> **Given exercise**
Write out exactly the lines from the one with "Enumerate this screenshot's" through the last line. Pictures stay out.

> **Supplied material**
• • • •

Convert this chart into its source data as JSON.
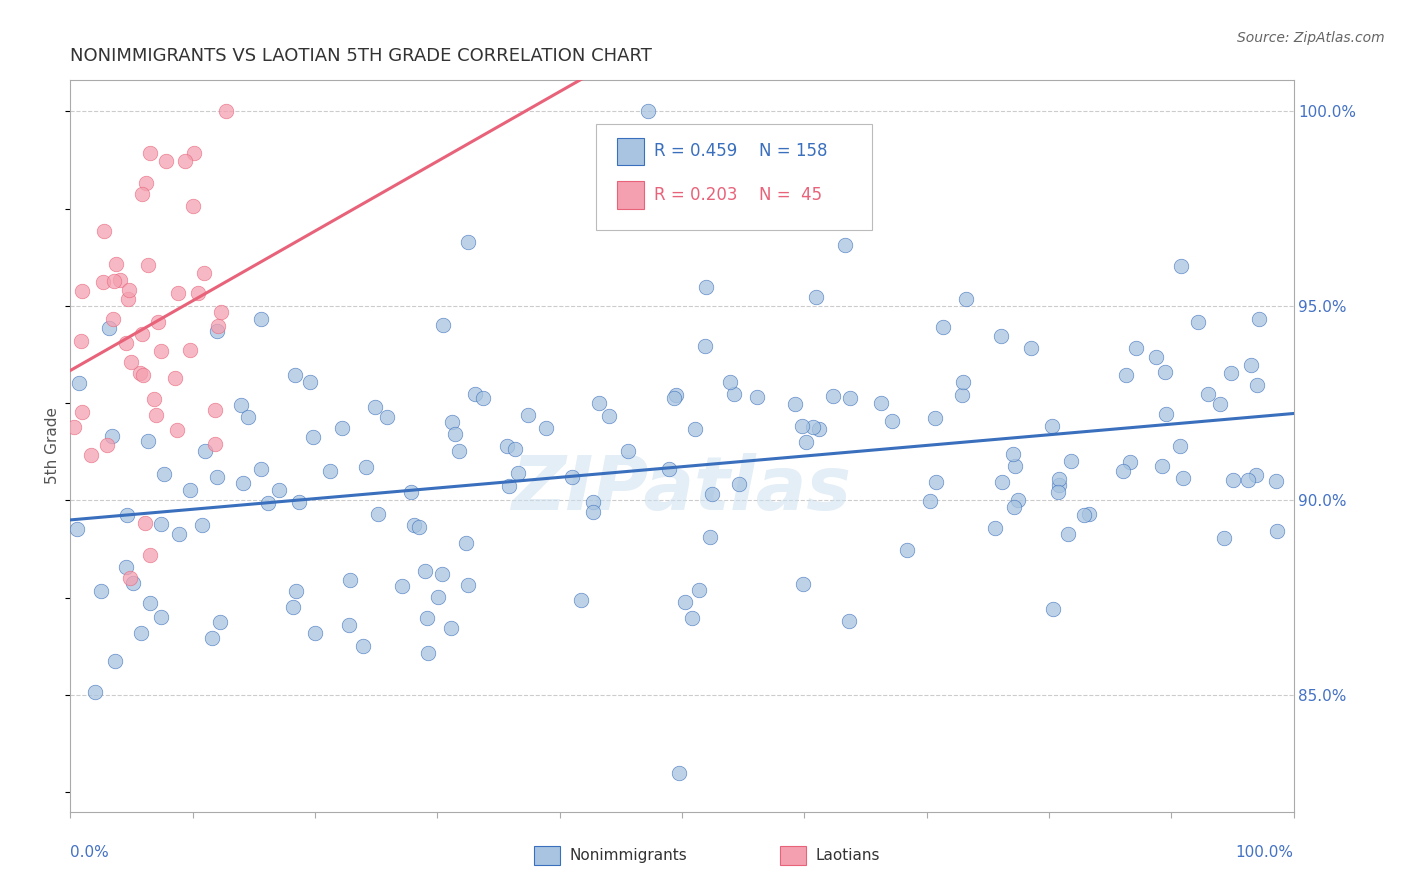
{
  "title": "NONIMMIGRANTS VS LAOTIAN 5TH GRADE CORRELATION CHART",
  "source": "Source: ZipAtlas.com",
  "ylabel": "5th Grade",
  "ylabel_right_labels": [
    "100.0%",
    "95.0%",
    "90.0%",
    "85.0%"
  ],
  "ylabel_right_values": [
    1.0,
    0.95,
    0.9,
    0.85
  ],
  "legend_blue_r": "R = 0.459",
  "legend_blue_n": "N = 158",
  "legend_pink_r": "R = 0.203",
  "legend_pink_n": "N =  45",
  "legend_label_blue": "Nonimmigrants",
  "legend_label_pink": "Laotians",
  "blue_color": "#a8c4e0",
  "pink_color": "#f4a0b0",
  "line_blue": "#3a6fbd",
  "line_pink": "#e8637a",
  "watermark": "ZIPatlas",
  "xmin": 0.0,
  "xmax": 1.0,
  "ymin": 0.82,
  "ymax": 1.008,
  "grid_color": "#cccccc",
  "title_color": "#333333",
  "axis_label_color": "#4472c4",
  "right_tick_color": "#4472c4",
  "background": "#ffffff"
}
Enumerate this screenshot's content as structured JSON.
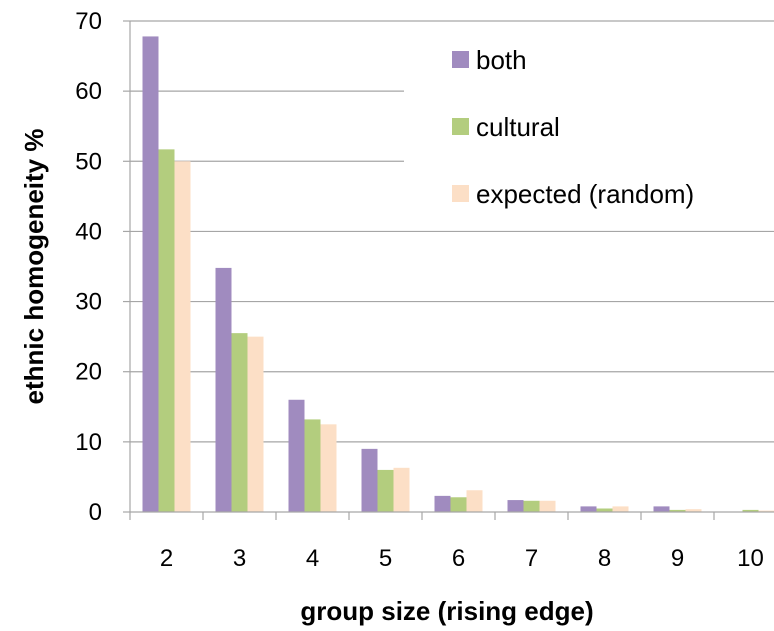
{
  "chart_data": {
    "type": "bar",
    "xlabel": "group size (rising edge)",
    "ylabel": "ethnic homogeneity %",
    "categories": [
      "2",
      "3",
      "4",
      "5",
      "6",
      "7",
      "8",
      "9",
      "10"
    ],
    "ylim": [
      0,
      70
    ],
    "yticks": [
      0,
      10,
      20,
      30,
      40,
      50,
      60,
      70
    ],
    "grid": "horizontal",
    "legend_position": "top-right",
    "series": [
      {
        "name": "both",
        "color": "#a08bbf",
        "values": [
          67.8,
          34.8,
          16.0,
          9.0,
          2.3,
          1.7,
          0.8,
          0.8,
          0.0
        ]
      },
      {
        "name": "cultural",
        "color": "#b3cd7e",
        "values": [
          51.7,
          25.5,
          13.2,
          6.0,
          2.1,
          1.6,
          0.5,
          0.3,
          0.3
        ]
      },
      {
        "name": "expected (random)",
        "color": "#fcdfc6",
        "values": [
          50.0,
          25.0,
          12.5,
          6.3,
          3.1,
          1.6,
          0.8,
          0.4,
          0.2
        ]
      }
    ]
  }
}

• • • •

> **Full answer**
Enumerate this screenshot's content as structured JSON.
{
  "chart_data": {
    "type": "bar",
    "xlabel": "group size (rising edge)",
    "ylabel": "ethnic homogeneity %",
    "categories": [
      "2",
      "3",
      "4",
      "5",
      "6",
      "7",
      "8",
      "9",
      "10"
    ],
    "ylim": [
      0,
      70
    ],
    "yticks": [
      0,
      10,
      20,
      30,
      40,
      50,
      60,
      70
    ],
    "grid": "horizontal",
    "legend_position": "top-right",
    "series": [
      {
        "name": "both",
        "color": "#a08bbf",
        "values": [
          67.8,
          34.8,
          16.0,
          9.0,
          2.3,
          1.7,
          0.8,
          0.8,
          0.0
        ]
      },
      {
        "name": "cultural",
        "color": "#b3cd7e",
        "values": [
          51.7,
          25.5,
          13.2,
          6.0,
          2.1,
          1.6,
          0.5,
          0.3,
          0.3
        ]
      },
      {
        "name": "expected (random)",
        "color": "#fcdfc6",
        "values": [
          50.0,
          25.0,
          12.5,
          6.3,
          3.1,
          1.6,
          0.8,
          0.4,
          0.2
        ]
      }
    ]
  }
}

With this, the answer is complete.